◆ **Goal**: Update the listing from its start through the line containing "383, 613, 389]", replacing "day-circle" with "day-ring" and leaving everything else unchanged.

Stored items from a collection
◆ ◆ ◆ ◆ ◆
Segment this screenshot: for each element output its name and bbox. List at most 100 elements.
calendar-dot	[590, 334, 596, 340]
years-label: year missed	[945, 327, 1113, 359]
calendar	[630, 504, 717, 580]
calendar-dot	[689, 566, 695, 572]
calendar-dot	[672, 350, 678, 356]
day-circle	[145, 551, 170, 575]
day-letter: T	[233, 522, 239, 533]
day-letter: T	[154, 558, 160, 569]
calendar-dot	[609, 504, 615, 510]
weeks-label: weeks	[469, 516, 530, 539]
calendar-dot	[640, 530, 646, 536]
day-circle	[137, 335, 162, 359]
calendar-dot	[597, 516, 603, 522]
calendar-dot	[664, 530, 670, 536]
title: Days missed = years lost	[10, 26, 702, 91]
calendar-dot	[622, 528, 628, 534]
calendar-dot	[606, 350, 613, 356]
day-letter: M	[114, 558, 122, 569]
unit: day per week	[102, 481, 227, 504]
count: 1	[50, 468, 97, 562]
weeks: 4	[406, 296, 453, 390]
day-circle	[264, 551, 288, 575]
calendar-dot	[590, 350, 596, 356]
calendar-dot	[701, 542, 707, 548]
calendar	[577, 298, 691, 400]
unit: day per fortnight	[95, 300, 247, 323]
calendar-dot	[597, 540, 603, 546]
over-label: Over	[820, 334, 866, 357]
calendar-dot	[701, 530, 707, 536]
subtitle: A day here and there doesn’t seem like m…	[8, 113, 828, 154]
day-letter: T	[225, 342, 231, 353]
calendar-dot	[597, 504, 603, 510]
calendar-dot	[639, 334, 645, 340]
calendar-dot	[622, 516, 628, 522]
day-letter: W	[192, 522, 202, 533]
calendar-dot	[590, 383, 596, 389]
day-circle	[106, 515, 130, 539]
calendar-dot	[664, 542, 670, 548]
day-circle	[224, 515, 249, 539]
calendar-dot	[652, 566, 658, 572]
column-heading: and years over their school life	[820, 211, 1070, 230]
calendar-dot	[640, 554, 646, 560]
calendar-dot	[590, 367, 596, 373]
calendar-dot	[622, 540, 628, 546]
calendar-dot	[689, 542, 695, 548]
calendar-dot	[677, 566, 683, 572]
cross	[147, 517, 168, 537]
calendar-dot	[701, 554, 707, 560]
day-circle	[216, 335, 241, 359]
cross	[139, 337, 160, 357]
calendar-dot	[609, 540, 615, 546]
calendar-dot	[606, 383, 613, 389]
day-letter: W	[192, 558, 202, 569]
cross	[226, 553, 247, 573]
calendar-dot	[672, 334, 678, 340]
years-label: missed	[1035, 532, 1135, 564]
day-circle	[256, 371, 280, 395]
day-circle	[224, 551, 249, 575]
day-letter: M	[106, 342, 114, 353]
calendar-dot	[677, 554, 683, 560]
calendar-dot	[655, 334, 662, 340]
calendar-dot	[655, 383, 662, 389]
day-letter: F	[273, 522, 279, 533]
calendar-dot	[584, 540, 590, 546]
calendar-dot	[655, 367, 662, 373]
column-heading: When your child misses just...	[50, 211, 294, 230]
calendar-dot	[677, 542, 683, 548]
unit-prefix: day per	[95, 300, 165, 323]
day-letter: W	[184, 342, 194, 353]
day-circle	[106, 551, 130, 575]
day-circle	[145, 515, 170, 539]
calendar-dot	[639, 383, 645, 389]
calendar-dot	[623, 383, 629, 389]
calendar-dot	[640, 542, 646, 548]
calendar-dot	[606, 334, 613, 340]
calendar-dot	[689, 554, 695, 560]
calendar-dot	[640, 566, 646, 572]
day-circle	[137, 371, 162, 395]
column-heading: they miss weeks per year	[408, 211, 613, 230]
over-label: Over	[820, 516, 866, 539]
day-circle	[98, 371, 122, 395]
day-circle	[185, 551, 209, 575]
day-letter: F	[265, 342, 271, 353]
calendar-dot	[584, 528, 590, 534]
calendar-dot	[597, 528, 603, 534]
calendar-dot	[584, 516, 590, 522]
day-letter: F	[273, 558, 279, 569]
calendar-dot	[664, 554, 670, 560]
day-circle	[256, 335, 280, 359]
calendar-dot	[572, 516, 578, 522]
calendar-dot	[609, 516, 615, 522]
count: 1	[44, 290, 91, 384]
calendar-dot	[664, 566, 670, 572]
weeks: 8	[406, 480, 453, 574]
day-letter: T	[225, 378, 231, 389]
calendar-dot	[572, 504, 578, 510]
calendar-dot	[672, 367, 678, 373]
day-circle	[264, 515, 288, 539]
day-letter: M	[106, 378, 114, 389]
◆ ◆ ◆ ◆ ◆
◆ **Result for this exercise**:
Segment this screenshot: for each element output its name and bbox. List at most 100 elements.
calendar-dot	[590, 334, 596, 340]
years-label: year missed	[945, 327, 1113, 359]
calendar	[630, 504, 717, 580]
calendar-dot	[689, 566, 695, 572]
calendar-dot	[672, 350, 678, 356]
day-ring	[145, 551, 170, 575]
day-letter: T	[233, 522, 239, 533]
day-letter: T	[154, 558, 160, 569]
calendar-dot	[609, 504, 615, 510]
weeks-label: weeks	[469, 516, 530, 539]
calendar-dot	[640, 530, 646, 536]
day-ring	[137, 335, 162, 359]
calendar-dot	[597, 516, 603, 522]
calendar-dot	[664, 530, 670, 536]
title: Days missed = years lost	[10, 26, 702, 91]
calendar-dot	[622, 528, 628, 534]
calendar-dot	[606, 350, 613, 356]
day-letter: M	[114, 558, 122, 569]
unit: day per week	[102, 481, 227, 504]
count: 1	[50, 468, 97, 562]
weeks: 4	[406, 296, 453, 390]
day-ring	[264, 551, 288, 575]
calendar-dot	[590, 350, 596, 356]
calendar-dot	[701, 542, 707, 548]
calendar	[577, 298, 691, 400]
unit: day per fortnight	[95, 300, 247, 323]
calendar-dot	[597, 540, 603, 546]
over-label: Over	[820, 334, 866, 357]
calendar-dot	[701, 530, 707, 536]
subtitle: A day here and there doesn’t seem like m…	[8, 113, 828, 154]
day-letter: T	[225, 342, 231, 353]
calendar-dot	[597, 504, 603, 510]
calendar-dot	[639, 334, 645, 340]
calendar-dot	[622, 516, 628, 522]
day-letter: W	[192, 522, 202, 533]
calendar-dot	[590, 383, 596, 389]
day-ring	[106, 515, 130, 539]
calendar-dot	[664, 542, 670, 548]
day-ring	[224, 515, 249, 539]
calendar-dot	[652, 566, 658, 572]
column-heading: and years over their school life	[820, 211, 1070, 230]
calendar-dot	[640, 554, 646, 560]
calendar-dot	[590, 367, 596, 373]
calendar-dot	[622, 540, 628, 546]
calendar-dot	[689, 542, 695, 548]
calendar-dot	[677, 566, 683, 572]
cross	[147, 517, 168, 537]
calendar-dot	[701, 554, 707, 560]
day-ring	[216, 335, 241, 359]
cross	[139, 337, 160, 357]
calendar-dot	[609, 540, 615, 546]
calendar-dot	[606, 383, 613, 389]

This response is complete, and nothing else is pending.